=== Records for the exercise ===
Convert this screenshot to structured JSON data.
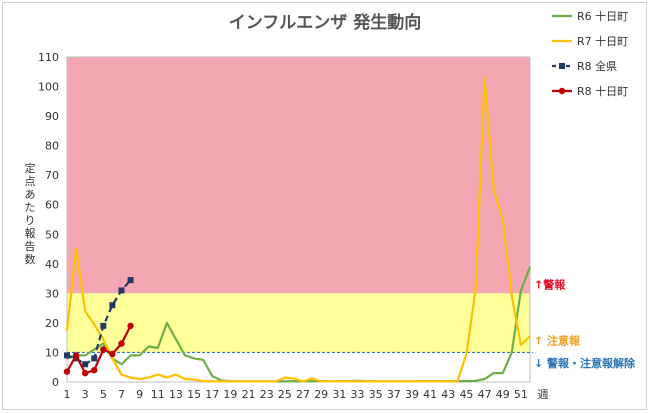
{
  "chart_data": {
    "type": "line",
    "title": "インフルエンザ 発生動向",
    "xlabel": "週",
    "ylabel": "定点あたり報告数",
    "xlim": [
      1,
      52
    ],
    "ylim": [
      0,
      110
    ],
    "x_ticks": [
      1,
      3,
      5,
      7,
      9,
      11,
      13,
      15,
      17,
      19,
      21,
      23,
      25,
      27,
      29,
      31,
      33,
      35,
      37,
      39,
      41,
      43,
      45,
      47,
      49,
      51
    ],
    "y_ticks": [
      0,
      10,
      20,
      30,
      40,
      50,
      60,
      70,
      80,
      90,
      100,
      110
    ],
    "grid": false,
    "legend_position": "top-right",
    "zones": [
      {
        "from": 30,
        "to": 110,
        "color": "#f4a6b2"
      },
      {
        "from": 10,
        "to": 30,
        "color": "#ffff99"
      }
    ],
    "threshold_line": {
      "value": 10,
      "color": "#2e75b6"
    },
    "annotations": [
      {
        "text": "↑警報",
        "y": 33,
        "color": "#e0102a"
      },
      {
        "text": "↑ 注意報",
        "y": 14,
        "color": "#f0a020"
      },
      {
        "text": "↓ 警報・注意報解除",
        "y": 6.5,
        "color": "#2e75b6"
      }
    ],
    "series": [
      {
        "name": "R6 十日町",
        "color": "#70ad47",
        "dash": "",
        "marker": false,
        "x": [
          1,
          2,
          3,
          4,
          5,
          6,
          7,
          8,
          9,
          10,
          11,
          12,
          13,
          14,
          15,
          16,
          17,
          18,
          19,
          20,
          21,
          22,
          23,
          24,
          25,
          26,
          27,
          28,
          29,
          30,
          31,
          32,
          33,
          34,
          35,
          36,
          37,
          38,
          39,
          40,
          41,
          42,
          43,
          44,
          45,
          46,
          47,
          48,
          49,
          50,
          51,
          52
        ],
        "values": [
          8,
          9,
          9,
          11,
          13,
          8,
          6,
          9,
          9,
          12,
          11.5,
          20,
          14.5,
          9,
          8,
          7.5,
          2,
          0.5,
          0.3,
          0.2,
          0.2,
          0.2,
          0.2,
          0.2,
          0.2,
          0.3,
          0.2,
          0.3,
          0.3,
          0.2,
          0.3,
          0.3,
          0.4,
          0.3,
          0.2,
          0.2,
          0.2,
          0.2,
          0.2,
          0.3,
          0.3,
          0.3,
          0.3,
          0.3,
          0.3,
          0.4,
          1,
          3,
          3,
          10,
          31,
          39
        ]
      },
      {
        "name": "R7 十日町",
        "color": "#ffc000",
        "dash": "",
        "marker": false,
        "x": [
          1,
          2,
          3,
          4,
          5,
          6,
          7,
          8,
          9,
          10,
          11,
          12,
          13,
          14,
          15,
          16,
          17,
          18,
          19,
          20,
          21,
          22,
          23,
          24,
          25,
          26,
          27,
          28,
          29,
          30,
          31,
          32,
          33,
          34,
          35,
          36,
          37,
          38,
          39,
          40,
          41,
          42,
          43,
          44,
          45,
          46,
          47,
          48,
          49,
          50,
          51,
          52
        ],
        "values": [
          17.5,
          45,
          24,
          19.5,
          14.5,
          8,
          2.5,
          1.5,
          1,
          1.5,
          2.5,
          1.5,
          2.5,
          1,
          0.8,
          0.3,
          0.2,
          0.2,
          0.2,
          0.2,
          0.2,
          0.2,
          0.2,
          0.2,
          1.5,
          1.2,
          0.2,
          1.2,
          0.2,
          0.2,
          0.2,
          0.2,
          0.2,
          0.2,
          0.2,
          0.2,
          0.2,
          0.2,
          0.2,
          0.2,
          0.2,
          0.2,
          0.2,
          0.2,
          9.5,
          31,
          103,
          65,
          55,
          29,
          12.5,
          15.5
        ]
      },
      {
        "name": "R8 全県",
        "color": "#1f3864",
        "dash": "6,4",
        "marker": true,
        "marker_shape": "square",
        "x": [
          1,
          2,
          3,
          4,
          5,
          6,
          7,
          8
        ],
        "values": [
          9,
          8,
          6,
          8,
          19,
          26,
          31,
          34.5
        ]
      },
      {
        "name": "R8 十日町",
        "color": "#c00000",
        "dash": "",
        "marker": true,
        "marker_shape": "circle",
        "x": [
          1,
          2,
          3,
          4,
          5,
          6,
          7,
          8
        ],
        "values": [
          3.5,
          9,
          3,
          4,
          11,
          9.5,
          13,
          19
        ]
      }
    ]
  }
}
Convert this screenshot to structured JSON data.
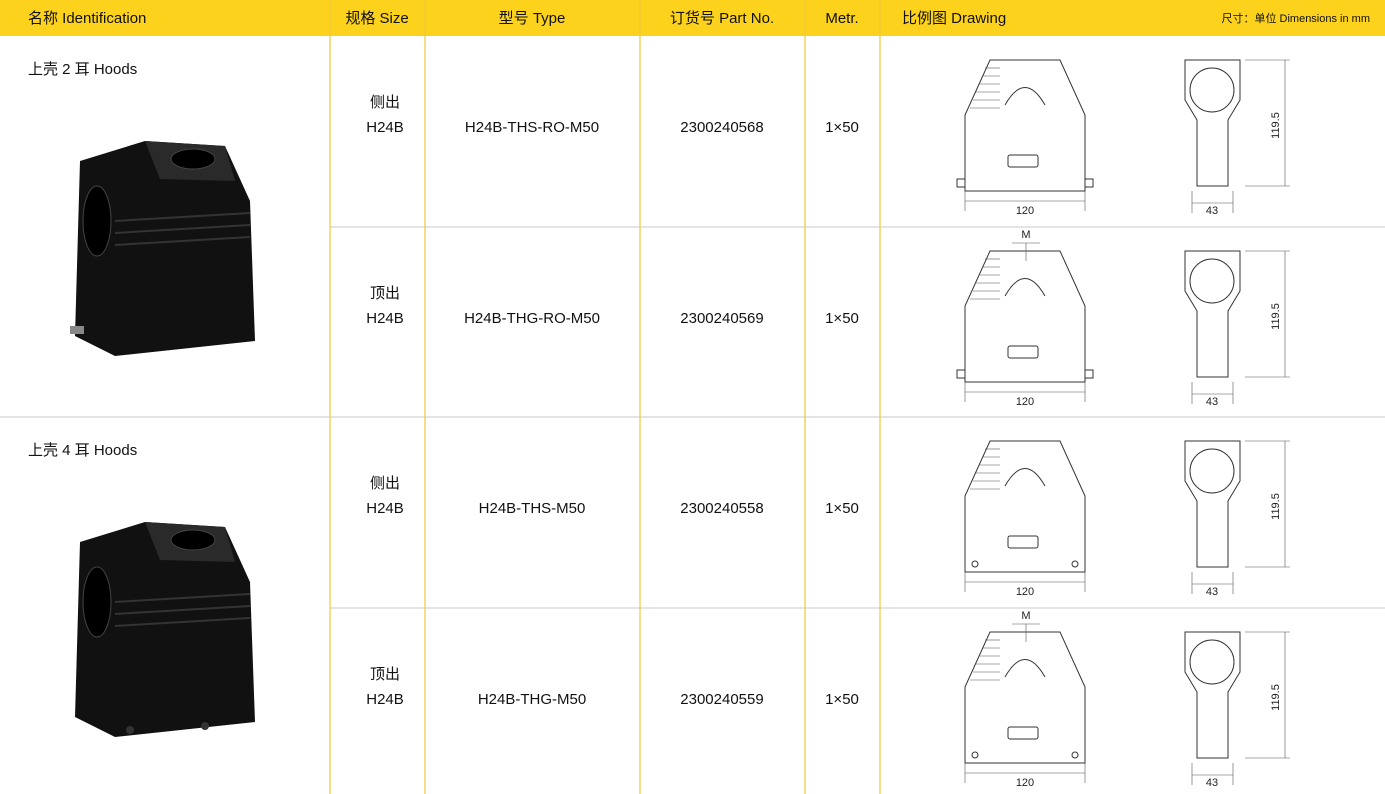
{
  "header": {
    "columns": [
      "名称 Identification",
      "规格 Size",
      "型号 Type",
      "订货号 Part No.",
      "Metr.",
      "比例图 Drawing"
    ],
    "dimensions_note": "尺寸：单位 Dimensions in mm"
  },
  "groups": [
    {
      "name": "上壳 2 耳 Hoods",
      "rows": [
        {
          "exit": "侧出",
          "size": "H24B",
          "type": "H24B-THS-RO-M50",
          "part_no": "2300240568",
          "metr": "1×50",
          "drawing": {
            "width": 120,
            "depth": 43,
            "height": 119.5
          }
        },
        {
          "exit": "顶出",
          "size": "H24B",
          "type": "H24B-THG-RO-M50",
          "part_no": "2300240569",
          "metr": "1×50",
          "drawing": {
            "width": 120,
            "depth": 43,
            "height": 119.5,
            "thread": "M"
          }
        }
      ]
    },
    {
      "name": "上壳 4 耳 Hoods",
      "rows": [
        {
          "exit": "侧出",
          "size": "H24B",
          "type": "H24B-THS-M50",
          "part_no": "2300240558",
          "metr": "1×50",
          "drawing": {
            "width": 120,
            "depth": 43,
            "height": 119.5
          }
        },
        {
          "exit": "顶出",
          "size": "H24B",
          "type": "H24B-THG-M50",
          "part_no": "2300240559",
          "metr": "1×50",
          "drawing": {
            "width": 120,
            "depth": 43,
            "height": 119.5,
            "thread": "M"
          }
        }
      ]
    }
  ]
}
===
* Your task
Give back every line exactly as it stands, pictures excluded.

* Written response
Convert this screenshot to structured JSON data.
{
  "chart_data": {
    "type": "line",
    "title": "インフルエンザ 発生動向",
    "xlabel": "週",
    "ylabel": "定点あたり報告数",
    "xlim": [
      1,
      52
    ],
    "ylim": [
      0,
      110
    ],
    "x_ticks": [
      1,
      3,
      5,
      7,
      9,
      11,
      13,
      15,
      17,
      19,
      21,
      23,
      25,
      27,
      29,
      31,
      33,
      35,
      37,
      39,
      41,
      43,
      45,
      47,
      49,
      51
    ],
    "y_ticks": [
      0,
      10,
      20,
      30,
      40,
      50,
      60,
      70,
      80,
      90,
      100,
      110
    ],
    "grid": false,
    "legend_position": "top-right",
    "zones": [
      {
        "from": 30,
        "to": 110,
        "color": "#f4a6b2"
      },
      {
        "from": 10,
        "to": 30,
        "color": "#ffff99"
      }
    ],
    "threshold_line": {
      "value": 10,
      "color": "#2e75b6"
    },
    "annotations": [
      {
        "text": "↑警報",
        "y": 33,
        "color": "#e0102a"
      },
      {
        "text": "↑ 注意報",
        "y": 14,
        "color": "#f0a020"
      },
      {
        "text": "↓ 警報・注意報解除",
        "y": 6.5,
        "color": "#2e75b6"
      }
    ],
    "series": [
      {
        "name": "R6 十日町",
        "color": "#70ad47",
        "dash": "",
        "marker": false,
        "x": [
          1,
          2,
          3,
          4,
          5,
          6,
          7,
          8,
          9,
          10,
          11,
          12,
          13,
          14,
          15,
          16,
          17,
          18,
          19,
          20,
          21,
          22,
          23,
          24,
          25,
          26,
          27,
          28,
          29,
          30,
          31,
          32,
          33,
          34,
          35,
          36,
          37,
          38,
          39,
          40,
          41,
          42,
          43,
          44,
          45,
          46,
          47,
          48,
          49,
          50,
          51,
          52
        ],
        "values": [
          8,
          9,
          9,
          11,
          13,
          8,
          6,
          9,
          9,
          12,
          11.5,
          20,
          14.5,
          9,
          8,
          7.5,
          2,
          0.5,
          0.3,
          0.2,
          0.2,
          0.2,
          0.2,
          0.2,
          0.2,
          0.3,
          0.2,
          0.3,
          0.3,
          0.2,
          0.3,
          0.3,
          0.4,
          0.3,
          0.2,
          0.2,
          0.2,
          0.2,
          0.2,
          0.3,
          0.3,
          0.3,
          0.3,
          0.3,
          0.3,
          0.4,
          1,
          3,
          3,
          10,
          31,
          39
        ]
      },
      {
        "name": "R7 十日町",
        "color": "#ffc000",
        "dash": "",
        "marker": false,
        "x": [
          1,
          2,
          3,
          4,
          5,
          6,
          7,
          8,
          9,
          10,
          11,
          12,
          13,
          14,
          15,
          16,
          17,
          18,
          19,
          20,
          21,
          22,
          23,
          24,
          25,
          26,
          27,
          28,
          29,
          30,
          31,
          32,
          33,
          34,
          35,
          36,
          37,
          38,
          39,
          40,
          41,
          42,
          43,
          44,
          45,
          46,
          47,
          48,
          49,
          50,
          51,
          52
        ],
        "values": [
          17.5,
          45,
          24,
          19.5,
          14.5,
          8,
          2.5,
          1.5,
          1,
          1.5,
          2.5,
          1.5,
          2.5,
          1,
          0.8,
          0.3,
          0.2,
          0.2,
          0.2,
          0.2,
          0.2,
          0.2,
          0.2,
          0.2,
          1.5,
          1.2,
          0.2,
          1.2,
          0.2,
          0.2,
          0.2,
          0.2,
          0.2,
          0.2,
          0.2,
          0.2,
          0.2,
          0.2,
          0.2,
          0.2,
          0.2,
          0.2,
          0.2,
          0.2,
          9.5,
          31,
          103,
          65,
          55,
          29,
          12.5,
          15.5
        ]
      },
      {
        "name": "R8 全県",
        "color": "#1f3864",
        "dash": "6,4",
        "marker": true,
        "marker_shape": "square",
        "x": [
          1,
          2,
          3,
          4,
          5,
          6,
          7,
          8
        ],
        "values": [
          9,
          8,
          6,
          8,
          19,
          26,
          31,
          34.5
        ]
      },
      {
        "name": "R8 十日町",
        "color": "#c00000",
        "dash": "",
        "marker": true,
        "marker_shape": "circle",
        "x": [
          1,
          2,
          3,
          4,
          5,
          6,
          7,
          8
        ],
        "values": [
          3.5,
          9,
          3,
          4,
          11,
          9.5,
          13,
          19
        ]
      }
    ]
  }
}
Convert this screenshot to structured JSON data.
{
  "header": {
    "columns": [
      "名称 Identification",
      "规格 Size",
      "型号 Type",
      "订货号 Part No.",
      "Metr.",
      "比例图 Drawing"
    ],
    "dimensions_note": "尺寸：单位 Dimensions in mm"
  },
  "groups": [
    {
      "name": "上壳 2 耳 Hoods",
      "rows": [
        {
          "exit": "侧出",
          "size": "H24B",
          "type": "H24B-THS-RO-M50",
          "part_no": "2300240568",
          "metr": "1×50",
          "drawing": {
            "width": 120,
            "depth": 43,
            "height": 119.5
          }
        },
        {
          "exit": "顶出",
          "size": "H24B",
          "type": "H24B-THG-RO-M50",
          "part_no": "2300240569",
          "metr": "1×50",
          "drawing": {
            "width": 120,
            "depth": 43,
            "height": 119.5,
            "thread": "M"
          }
        }
      ]
    },
    {
      "name": "上壳 4 耳 Hoods",
      "rows": [
        {
          "exit": "侧出",
          "size": "H24B",
          "type": "H24B-THS-M50",
          "part_no": "2300240558",
          "metr": "1×50",
          "drawing": {
            "width": 120,
            "depth": 43,
            "height": 119.5
          }
        },
        {
          "exit": "顶出",
          "size": "H24B",
          "type": "H24B-THG-M50",
          "part_no": "2300240559",
          "metr": "1×50",
          "drawing": {
            "width": 120,
            "depth": 43,
            "height": 119.5,
            "thread": "M"
          }
        }
      ]
    }
  ]
}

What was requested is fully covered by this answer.